▶ **Problem to solve**:
Check every line of the material below for the string "Ophrys", and return the ones that have it.

▶ **Records provided**:
= = =

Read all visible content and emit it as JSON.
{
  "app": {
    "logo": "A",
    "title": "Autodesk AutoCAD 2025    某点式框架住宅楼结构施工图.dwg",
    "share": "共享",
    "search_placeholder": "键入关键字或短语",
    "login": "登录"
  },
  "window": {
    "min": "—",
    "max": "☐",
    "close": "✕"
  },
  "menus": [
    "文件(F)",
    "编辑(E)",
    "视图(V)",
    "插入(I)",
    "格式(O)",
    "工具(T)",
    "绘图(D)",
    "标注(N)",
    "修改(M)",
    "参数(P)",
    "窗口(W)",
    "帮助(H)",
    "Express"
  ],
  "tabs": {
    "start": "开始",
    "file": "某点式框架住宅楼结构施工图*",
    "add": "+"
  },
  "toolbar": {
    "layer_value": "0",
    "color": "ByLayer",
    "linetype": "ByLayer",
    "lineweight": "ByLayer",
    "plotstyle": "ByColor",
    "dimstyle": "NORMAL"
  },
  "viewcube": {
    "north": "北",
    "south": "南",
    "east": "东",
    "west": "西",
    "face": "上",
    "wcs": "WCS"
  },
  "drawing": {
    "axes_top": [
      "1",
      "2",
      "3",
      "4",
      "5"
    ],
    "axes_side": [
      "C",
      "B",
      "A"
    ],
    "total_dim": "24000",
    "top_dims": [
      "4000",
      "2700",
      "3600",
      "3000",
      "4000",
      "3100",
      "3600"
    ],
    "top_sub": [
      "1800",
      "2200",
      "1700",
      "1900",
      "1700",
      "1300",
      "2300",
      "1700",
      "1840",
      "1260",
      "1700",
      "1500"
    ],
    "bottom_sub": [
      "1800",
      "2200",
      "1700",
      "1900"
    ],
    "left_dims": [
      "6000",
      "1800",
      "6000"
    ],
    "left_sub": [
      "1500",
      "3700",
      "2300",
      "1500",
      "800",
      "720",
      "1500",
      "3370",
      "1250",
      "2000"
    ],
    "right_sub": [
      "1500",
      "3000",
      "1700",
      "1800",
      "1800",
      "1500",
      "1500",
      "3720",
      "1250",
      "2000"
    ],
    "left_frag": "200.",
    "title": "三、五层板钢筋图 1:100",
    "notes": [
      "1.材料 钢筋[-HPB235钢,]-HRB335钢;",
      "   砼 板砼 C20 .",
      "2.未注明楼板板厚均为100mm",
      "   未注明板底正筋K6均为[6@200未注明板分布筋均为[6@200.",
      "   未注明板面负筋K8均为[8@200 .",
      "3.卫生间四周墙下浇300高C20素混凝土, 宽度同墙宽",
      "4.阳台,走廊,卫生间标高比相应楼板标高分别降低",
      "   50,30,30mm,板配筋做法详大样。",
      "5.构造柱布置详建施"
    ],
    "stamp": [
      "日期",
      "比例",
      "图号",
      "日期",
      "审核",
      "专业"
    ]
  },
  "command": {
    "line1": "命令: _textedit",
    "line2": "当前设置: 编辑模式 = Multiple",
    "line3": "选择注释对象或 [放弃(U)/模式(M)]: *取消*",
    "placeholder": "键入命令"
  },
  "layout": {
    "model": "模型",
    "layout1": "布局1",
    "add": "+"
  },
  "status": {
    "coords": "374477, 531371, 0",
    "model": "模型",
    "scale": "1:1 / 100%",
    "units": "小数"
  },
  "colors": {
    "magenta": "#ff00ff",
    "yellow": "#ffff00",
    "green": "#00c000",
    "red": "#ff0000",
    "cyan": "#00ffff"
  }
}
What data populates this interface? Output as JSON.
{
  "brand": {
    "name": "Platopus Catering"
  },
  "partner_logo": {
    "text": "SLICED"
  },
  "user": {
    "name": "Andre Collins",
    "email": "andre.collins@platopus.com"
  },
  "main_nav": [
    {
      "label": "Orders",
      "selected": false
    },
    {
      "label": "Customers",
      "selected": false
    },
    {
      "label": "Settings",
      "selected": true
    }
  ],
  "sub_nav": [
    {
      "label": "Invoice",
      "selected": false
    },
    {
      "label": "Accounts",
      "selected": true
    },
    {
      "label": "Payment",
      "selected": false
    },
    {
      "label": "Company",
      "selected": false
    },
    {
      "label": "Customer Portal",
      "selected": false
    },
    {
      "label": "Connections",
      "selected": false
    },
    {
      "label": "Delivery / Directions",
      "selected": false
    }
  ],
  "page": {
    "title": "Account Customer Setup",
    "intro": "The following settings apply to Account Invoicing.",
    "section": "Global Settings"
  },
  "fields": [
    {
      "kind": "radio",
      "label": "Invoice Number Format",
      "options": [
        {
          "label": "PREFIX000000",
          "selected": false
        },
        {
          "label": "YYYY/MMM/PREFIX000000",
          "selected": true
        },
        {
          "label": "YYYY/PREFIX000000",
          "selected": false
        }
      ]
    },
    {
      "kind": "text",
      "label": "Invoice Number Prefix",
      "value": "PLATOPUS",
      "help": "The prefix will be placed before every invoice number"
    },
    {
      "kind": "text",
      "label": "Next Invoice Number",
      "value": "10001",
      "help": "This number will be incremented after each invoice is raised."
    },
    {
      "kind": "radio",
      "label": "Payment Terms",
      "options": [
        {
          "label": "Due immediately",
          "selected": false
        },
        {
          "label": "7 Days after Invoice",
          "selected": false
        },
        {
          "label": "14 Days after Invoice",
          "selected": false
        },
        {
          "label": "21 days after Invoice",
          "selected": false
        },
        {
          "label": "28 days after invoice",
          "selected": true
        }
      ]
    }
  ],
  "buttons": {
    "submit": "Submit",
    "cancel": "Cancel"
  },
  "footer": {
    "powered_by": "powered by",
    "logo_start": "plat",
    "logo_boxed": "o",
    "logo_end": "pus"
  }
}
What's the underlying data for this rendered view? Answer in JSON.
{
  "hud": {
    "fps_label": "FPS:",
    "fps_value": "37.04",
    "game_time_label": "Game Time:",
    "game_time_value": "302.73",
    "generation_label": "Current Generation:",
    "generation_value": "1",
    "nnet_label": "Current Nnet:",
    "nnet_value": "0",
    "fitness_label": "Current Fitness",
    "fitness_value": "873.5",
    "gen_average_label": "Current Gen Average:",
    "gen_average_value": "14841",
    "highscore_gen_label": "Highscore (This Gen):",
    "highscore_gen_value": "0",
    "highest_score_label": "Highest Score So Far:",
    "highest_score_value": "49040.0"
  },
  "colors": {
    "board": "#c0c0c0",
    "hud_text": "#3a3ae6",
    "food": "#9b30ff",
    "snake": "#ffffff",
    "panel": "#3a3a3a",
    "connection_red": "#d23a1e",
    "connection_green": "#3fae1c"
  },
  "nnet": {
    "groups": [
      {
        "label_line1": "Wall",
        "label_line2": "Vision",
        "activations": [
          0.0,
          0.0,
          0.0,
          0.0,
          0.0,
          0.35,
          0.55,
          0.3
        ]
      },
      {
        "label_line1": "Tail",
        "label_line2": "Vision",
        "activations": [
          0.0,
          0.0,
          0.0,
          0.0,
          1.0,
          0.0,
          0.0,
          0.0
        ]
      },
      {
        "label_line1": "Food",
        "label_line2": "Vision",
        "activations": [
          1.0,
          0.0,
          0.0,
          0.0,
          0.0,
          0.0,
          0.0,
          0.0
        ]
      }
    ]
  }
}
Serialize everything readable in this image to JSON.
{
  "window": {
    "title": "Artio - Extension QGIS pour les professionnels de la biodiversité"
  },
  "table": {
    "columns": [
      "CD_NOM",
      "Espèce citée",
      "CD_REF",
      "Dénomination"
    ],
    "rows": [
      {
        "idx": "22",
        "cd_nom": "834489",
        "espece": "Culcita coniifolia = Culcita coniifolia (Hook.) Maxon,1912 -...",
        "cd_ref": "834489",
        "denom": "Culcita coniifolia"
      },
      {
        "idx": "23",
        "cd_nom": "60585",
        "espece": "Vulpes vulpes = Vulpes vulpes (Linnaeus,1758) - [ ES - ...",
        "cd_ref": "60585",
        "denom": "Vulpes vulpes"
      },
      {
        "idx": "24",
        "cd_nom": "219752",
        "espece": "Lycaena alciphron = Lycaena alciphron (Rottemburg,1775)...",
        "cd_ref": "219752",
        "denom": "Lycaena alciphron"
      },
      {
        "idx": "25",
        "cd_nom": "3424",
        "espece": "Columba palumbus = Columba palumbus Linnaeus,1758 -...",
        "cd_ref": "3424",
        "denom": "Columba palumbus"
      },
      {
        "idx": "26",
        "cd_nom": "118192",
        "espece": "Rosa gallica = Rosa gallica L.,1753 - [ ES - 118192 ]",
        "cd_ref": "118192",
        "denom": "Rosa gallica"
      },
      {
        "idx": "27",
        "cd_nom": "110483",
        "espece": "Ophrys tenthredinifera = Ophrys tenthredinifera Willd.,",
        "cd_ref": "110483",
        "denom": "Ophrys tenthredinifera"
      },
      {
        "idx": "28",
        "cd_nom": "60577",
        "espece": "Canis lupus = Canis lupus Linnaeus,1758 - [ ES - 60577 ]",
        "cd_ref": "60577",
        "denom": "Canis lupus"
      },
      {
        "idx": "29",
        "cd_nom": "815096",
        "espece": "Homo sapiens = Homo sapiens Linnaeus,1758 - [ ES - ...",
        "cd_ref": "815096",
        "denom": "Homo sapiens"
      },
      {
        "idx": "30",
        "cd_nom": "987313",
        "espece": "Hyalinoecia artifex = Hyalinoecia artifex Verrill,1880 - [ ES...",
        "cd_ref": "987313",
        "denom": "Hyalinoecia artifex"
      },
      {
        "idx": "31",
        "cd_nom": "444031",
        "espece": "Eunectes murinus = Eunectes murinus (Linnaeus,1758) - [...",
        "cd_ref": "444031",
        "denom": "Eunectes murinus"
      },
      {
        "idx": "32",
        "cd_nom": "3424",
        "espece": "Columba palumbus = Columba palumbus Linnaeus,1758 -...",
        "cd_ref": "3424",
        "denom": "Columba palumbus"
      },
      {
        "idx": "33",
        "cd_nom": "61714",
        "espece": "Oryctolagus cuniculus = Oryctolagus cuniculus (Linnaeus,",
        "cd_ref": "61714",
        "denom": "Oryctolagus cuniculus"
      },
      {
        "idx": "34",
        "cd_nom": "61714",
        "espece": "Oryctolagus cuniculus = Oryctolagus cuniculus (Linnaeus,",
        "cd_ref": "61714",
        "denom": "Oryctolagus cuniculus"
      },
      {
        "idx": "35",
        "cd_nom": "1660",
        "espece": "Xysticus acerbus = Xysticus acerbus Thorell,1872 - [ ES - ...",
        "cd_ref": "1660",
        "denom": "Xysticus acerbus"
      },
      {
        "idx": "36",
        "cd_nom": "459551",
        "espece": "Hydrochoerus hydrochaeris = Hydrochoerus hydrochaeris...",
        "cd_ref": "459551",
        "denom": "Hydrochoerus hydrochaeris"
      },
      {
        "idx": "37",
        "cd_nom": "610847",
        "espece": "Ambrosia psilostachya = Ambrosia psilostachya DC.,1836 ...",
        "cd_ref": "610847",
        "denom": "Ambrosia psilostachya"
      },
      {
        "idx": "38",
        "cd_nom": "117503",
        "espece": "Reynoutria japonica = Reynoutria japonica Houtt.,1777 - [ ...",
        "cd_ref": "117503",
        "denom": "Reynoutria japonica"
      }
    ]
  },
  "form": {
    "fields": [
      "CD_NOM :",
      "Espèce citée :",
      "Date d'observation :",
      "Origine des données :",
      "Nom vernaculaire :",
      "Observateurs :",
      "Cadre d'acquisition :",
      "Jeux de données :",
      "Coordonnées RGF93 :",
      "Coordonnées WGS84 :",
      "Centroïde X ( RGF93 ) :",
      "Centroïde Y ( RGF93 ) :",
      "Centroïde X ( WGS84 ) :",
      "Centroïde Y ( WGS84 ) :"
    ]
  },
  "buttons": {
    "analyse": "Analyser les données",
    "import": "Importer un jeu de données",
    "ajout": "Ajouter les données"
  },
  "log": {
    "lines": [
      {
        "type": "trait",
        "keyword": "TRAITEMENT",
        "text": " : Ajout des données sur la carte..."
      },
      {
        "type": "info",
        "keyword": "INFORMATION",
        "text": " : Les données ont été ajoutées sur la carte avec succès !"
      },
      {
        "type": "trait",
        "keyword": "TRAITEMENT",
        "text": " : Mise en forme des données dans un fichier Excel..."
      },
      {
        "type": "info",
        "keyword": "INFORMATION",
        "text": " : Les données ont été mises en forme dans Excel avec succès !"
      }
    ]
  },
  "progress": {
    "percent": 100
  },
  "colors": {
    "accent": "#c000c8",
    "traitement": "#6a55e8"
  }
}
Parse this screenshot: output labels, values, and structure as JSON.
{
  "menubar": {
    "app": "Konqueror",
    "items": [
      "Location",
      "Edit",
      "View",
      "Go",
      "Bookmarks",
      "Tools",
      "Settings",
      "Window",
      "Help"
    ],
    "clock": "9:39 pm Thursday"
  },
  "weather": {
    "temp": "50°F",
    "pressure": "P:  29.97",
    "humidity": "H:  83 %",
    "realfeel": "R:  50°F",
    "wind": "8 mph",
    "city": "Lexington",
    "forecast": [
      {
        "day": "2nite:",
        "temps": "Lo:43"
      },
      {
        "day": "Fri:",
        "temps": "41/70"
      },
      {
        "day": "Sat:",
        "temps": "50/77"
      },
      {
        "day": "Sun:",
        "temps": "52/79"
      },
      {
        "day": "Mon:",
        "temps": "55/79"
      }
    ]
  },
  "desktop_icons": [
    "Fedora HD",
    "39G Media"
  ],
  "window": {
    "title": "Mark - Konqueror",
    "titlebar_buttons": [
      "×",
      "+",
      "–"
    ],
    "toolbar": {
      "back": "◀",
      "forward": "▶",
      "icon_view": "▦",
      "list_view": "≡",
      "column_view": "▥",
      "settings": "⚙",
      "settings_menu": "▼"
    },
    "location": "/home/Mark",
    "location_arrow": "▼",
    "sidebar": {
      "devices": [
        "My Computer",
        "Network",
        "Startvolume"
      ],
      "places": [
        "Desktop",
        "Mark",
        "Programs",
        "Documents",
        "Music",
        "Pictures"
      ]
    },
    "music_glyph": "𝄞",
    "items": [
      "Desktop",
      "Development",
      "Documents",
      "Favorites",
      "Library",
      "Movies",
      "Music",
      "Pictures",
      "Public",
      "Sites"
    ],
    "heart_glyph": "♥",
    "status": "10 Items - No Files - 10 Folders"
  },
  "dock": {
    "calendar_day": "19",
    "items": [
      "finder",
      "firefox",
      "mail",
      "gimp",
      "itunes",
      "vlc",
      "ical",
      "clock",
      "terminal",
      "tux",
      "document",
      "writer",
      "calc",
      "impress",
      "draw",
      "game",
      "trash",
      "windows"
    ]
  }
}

= = =

▶ **The answer**:
        "espece": "Ophrys tenthredinifera = Ophrys tenthredinifera Willd.,",
        "denom": "Ophrys tenthredinifera"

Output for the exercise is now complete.